(Data records)
[BEGIN]

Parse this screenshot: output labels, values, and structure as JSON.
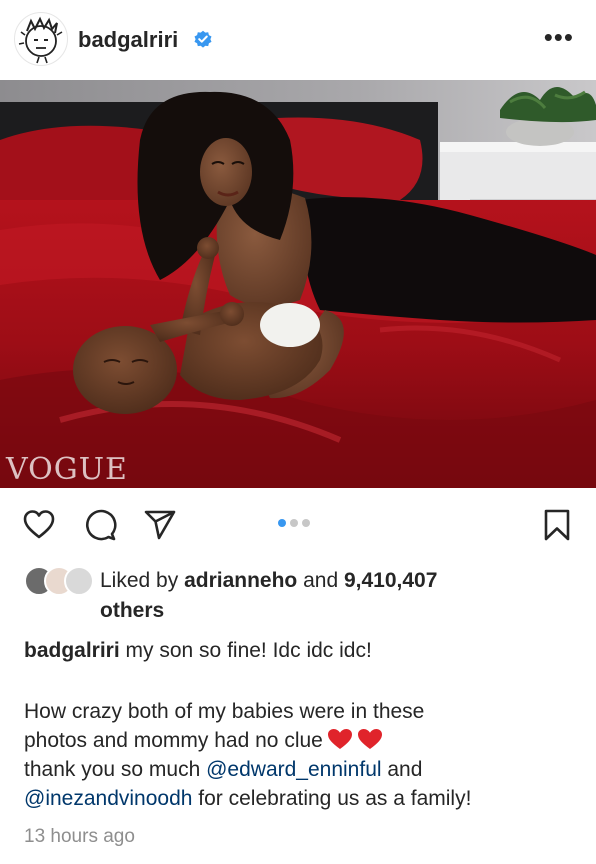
{
  "header": {
    "username": "badgalriri",
    "more_label": "•••"
  },
  "photo": {
    "watermark": "VOGUE"
  },
  "carousel": {
    "count": 3,
    "active_index": 0
  },
  "likes": {
    "prefix": "Liked by ",
    "liker": "adrianneho",
    "middle": " and ",
    "count": "9,410,407",
    "suffix": "others"
  },
  "caption": {
    "username": "badgalriri",
    "line1": " my son so fine! Idc idc idc!",
    "para2_line1": "How crazy both of my babies were in these",
    "para2_line2": "photos and mommy had no clue",
    "para2_line3_prefix": "thank you so much ",
    "mention1": "@edward_enninful",
    "para2_line3_suffix": " and",
    "mention2": "@inezandvinoodh",
    "para2_line4_suffix": " for celebrating us as a family!"
  },
  "timestamp": "13 hours ago",
  "colors": {
    "verified": "#3897f0",
    "mention": "#00376b",
    "heart": "#e0242b",
    "muted": "#8e8e8e"
  },
  "icons": [
    "avatar-sketch-icon",
    "verified-badge-icon",
    "more-options-icon",
    "heart-icon",
    "comment-icon",
    "share-icon",
    "bookmark-icon",
    "red-heart-emoji-icon"
  ]
}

[END]

§ **Task brief**
Set down the lines of the records above exactly, apart from the pictures.

§ **Result for this task**
Parse this screenshot: output labels, values, and structure as JSON.
{
  "header": {
    "username": "badgalriri",
    "more_label": "•••"
  },
  "photo": {
    "watermark": "VOGUE"
  },
  "carousel": {
    "count": 3,
    "active_index": 0
  },
  "likes": {
    "prefix": "Liked by ",
    "liker": "adrianneho",
    "middle": " and ",
    "count": "9,410,407",
    "suffix": "others"
  },
  "caption": {
    "username": "badgalriri",
    "line1": " my son so fine! Idc idc idc!",
    "para2_line1": "How crazy both of my babies were in these",
    "para2_line2": "photos and mommy had no clue",
    "para2_line3_prefix": "thank you so much ",
    "mention1": "@edward_enninful",
    "para2_line3_suffix": " and",
    "mention2": "@inezandvinoodh",
    "para2_line4_suffix": " for celebrating us as a family!"
  },
  "timestamp": "13 hours ago",
  "colors": {
    "verified": "#3897f0",
    "mention": "#00376b",
    "heart": "#e0242b",
    "muted": "#8e8e8e"
  },
  "icons": [
    "avatar-sketch-icon",
    "verified-badge-icon",
    "more-options-icon",
    "heart-icon",
    "comment-icon",
    "share-icon",
    "bookmark-icon",
    "red-heart-emoji-icon"
  ]
}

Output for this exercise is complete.